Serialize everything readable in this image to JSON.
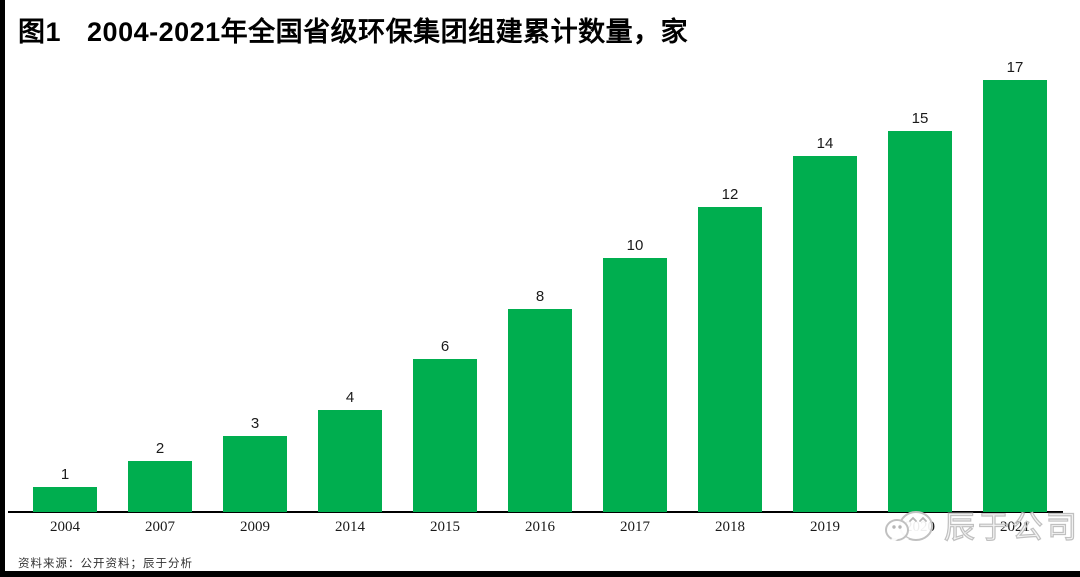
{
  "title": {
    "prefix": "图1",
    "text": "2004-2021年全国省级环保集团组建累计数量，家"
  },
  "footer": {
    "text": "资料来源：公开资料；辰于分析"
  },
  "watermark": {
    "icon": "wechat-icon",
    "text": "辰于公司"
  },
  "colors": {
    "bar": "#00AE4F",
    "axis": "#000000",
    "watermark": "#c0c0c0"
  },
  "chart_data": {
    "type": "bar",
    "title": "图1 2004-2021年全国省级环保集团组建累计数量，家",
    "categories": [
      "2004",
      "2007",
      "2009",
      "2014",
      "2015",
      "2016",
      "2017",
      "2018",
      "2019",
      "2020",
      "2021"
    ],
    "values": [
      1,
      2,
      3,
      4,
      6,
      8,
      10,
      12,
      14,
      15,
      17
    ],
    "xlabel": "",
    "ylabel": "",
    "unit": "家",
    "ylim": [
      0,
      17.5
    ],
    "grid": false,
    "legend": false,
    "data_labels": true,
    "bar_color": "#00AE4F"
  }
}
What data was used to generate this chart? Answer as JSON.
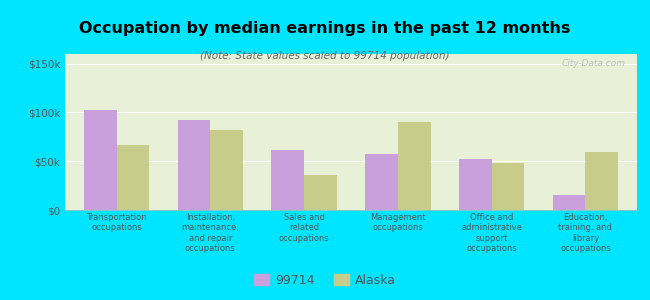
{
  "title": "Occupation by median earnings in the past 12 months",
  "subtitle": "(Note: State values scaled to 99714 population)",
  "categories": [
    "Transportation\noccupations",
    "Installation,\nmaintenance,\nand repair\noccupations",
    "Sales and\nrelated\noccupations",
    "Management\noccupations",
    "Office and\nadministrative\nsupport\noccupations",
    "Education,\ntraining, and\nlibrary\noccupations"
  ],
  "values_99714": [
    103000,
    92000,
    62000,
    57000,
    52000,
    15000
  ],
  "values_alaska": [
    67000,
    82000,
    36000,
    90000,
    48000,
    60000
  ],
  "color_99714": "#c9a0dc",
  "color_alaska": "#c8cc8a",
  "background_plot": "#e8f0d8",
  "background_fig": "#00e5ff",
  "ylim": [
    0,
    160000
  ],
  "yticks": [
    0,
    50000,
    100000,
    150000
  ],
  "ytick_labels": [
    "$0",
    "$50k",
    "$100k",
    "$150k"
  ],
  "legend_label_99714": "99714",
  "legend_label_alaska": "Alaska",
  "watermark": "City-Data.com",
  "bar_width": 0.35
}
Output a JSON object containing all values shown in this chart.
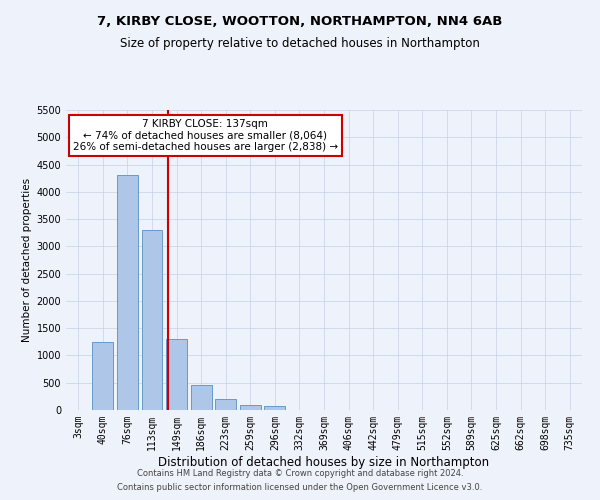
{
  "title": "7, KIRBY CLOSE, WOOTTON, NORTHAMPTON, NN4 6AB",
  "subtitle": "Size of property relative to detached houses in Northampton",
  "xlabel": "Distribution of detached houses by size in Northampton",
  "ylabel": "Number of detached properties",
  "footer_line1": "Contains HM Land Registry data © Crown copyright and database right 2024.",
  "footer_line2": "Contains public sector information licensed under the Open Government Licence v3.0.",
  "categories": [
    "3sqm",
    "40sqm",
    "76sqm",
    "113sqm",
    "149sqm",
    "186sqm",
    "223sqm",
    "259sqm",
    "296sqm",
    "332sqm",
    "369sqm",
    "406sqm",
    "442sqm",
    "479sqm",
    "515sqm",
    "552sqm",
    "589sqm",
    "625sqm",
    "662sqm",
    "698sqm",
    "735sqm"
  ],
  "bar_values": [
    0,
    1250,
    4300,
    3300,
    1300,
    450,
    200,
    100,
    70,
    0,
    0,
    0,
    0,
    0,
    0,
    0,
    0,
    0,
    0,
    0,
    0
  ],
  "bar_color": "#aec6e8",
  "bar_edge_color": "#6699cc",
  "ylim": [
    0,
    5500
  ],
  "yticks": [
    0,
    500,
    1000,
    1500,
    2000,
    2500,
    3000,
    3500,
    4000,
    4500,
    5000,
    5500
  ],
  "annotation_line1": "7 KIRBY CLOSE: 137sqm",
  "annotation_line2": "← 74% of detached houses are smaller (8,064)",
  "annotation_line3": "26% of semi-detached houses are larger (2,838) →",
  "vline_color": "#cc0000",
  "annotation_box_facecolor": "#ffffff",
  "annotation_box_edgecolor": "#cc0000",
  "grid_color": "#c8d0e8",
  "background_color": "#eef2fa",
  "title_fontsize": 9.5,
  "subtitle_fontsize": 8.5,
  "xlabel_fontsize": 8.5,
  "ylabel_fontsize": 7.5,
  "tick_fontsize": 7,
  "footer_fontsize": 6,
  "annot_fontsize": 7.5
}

---

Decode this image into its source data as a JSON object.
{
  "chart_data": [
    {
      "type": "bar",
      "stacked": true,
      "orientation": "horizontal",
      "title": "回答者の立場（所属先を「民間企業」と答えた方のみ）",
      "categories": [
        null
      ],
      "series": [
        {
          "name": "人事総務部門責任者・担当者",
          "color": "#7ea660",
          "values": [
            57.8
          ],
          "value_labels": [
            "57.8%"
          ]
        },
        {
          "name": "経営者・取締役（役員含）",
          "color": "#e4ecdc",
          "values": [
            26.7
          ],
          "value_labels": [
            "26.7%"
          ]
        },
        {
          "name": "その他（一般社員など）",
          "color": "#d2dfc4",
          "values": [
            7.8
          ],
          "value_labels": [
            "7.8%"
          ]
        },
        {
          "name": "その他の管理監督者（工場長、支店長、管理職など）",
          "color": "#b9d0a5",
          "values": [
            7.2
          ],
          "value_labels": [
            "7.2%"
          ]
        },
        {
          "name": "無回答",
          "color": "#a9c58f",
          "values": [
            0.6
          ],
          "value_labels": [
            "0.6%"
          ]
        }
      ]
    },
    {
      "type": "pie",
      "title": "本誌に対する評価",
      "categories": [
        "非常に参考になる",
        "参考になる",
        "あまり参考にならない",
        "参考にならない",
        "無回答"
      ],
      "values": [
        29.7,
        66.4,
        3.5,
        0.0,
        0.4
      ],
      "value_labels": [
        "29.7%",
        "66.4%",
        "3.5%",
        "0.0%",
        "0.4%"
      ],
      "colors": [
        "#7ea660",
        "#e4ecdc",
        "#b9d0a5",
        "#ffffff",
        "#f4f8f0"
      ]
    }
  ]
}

● **Instruction**
Tell how many lines of the records above hold the string "noccupations". Give no other text.

● **Answer to the problem**
6